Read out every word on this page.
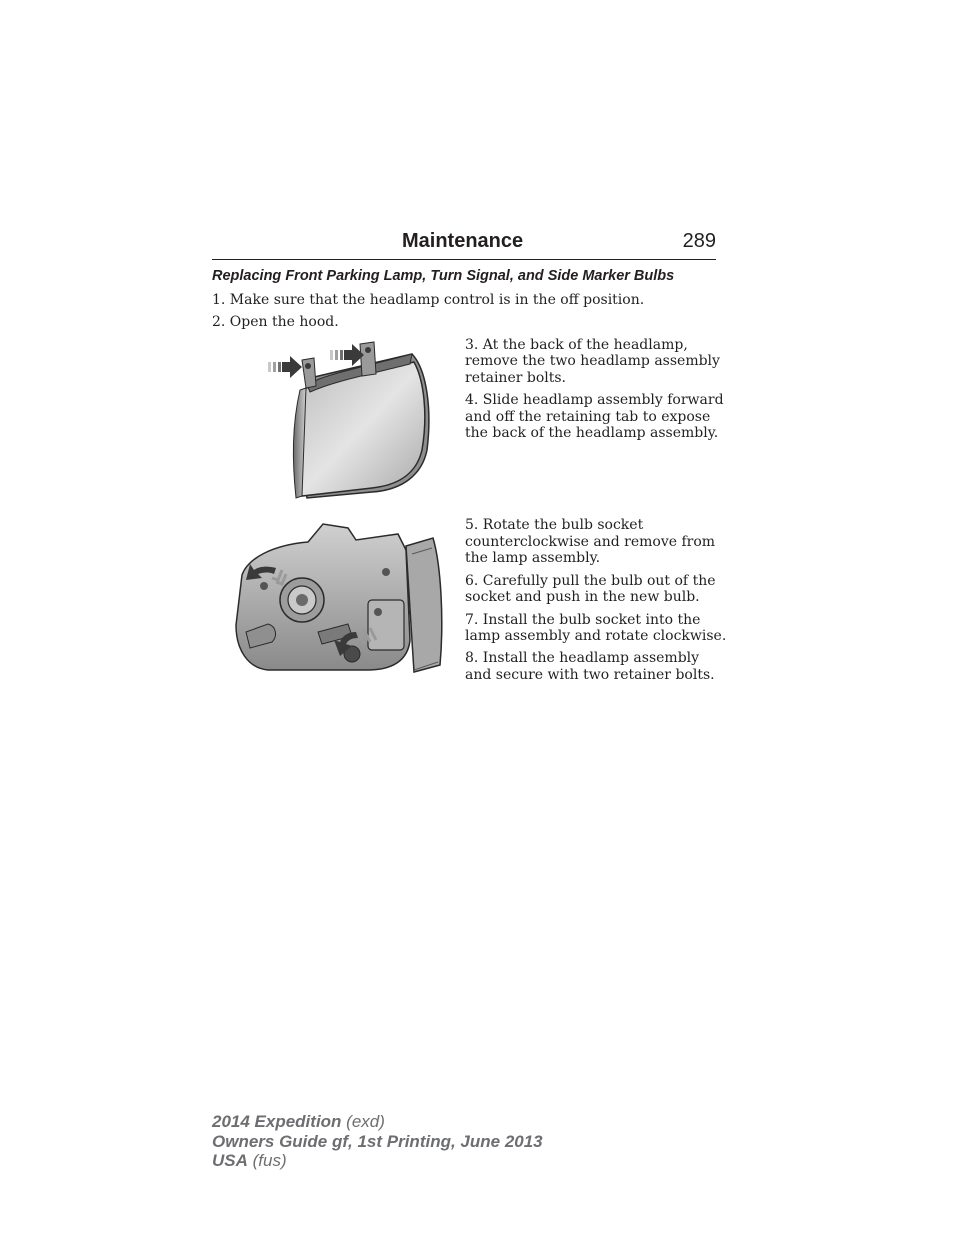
Maintenance	289
Replacing Front Parking Lamp, Turn Signal, and Side Marker Bulbs
1. Make sure that the headlamp control is in the off position.
2. Open the hood.
3. At the back of the headlamp,
remove the two headlamp assembly
retainer bolts.
4. Slide headlamp assembly forward
and off the retaining tab to expose
the back of the headlamp assembly.
5. Rotate the bulb socket
counterclockwise and remove from
the lamp assembly.
6. Carefully pull the bulb out of the
socket and push in the new bulb.
7. Install the bulb socket into the
lamp assembly and rotate clockwise.
8. Install the headlamp assembly
and secure with two retainer bolts.
2014 Expedition (exd)
Owners Guide gf, 1st Printing, June 2013
USA (fus)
· · · ·
Copy all the lines above that hold the string "headlamp".

1. Make sure that the headlamp control is in the off position.
3. At the back of the headlamp,
remove the two headlamp assembly
4. Slide headlamp assembly forward
the back of the headlamp assembly.
8. Install the headlamp assembly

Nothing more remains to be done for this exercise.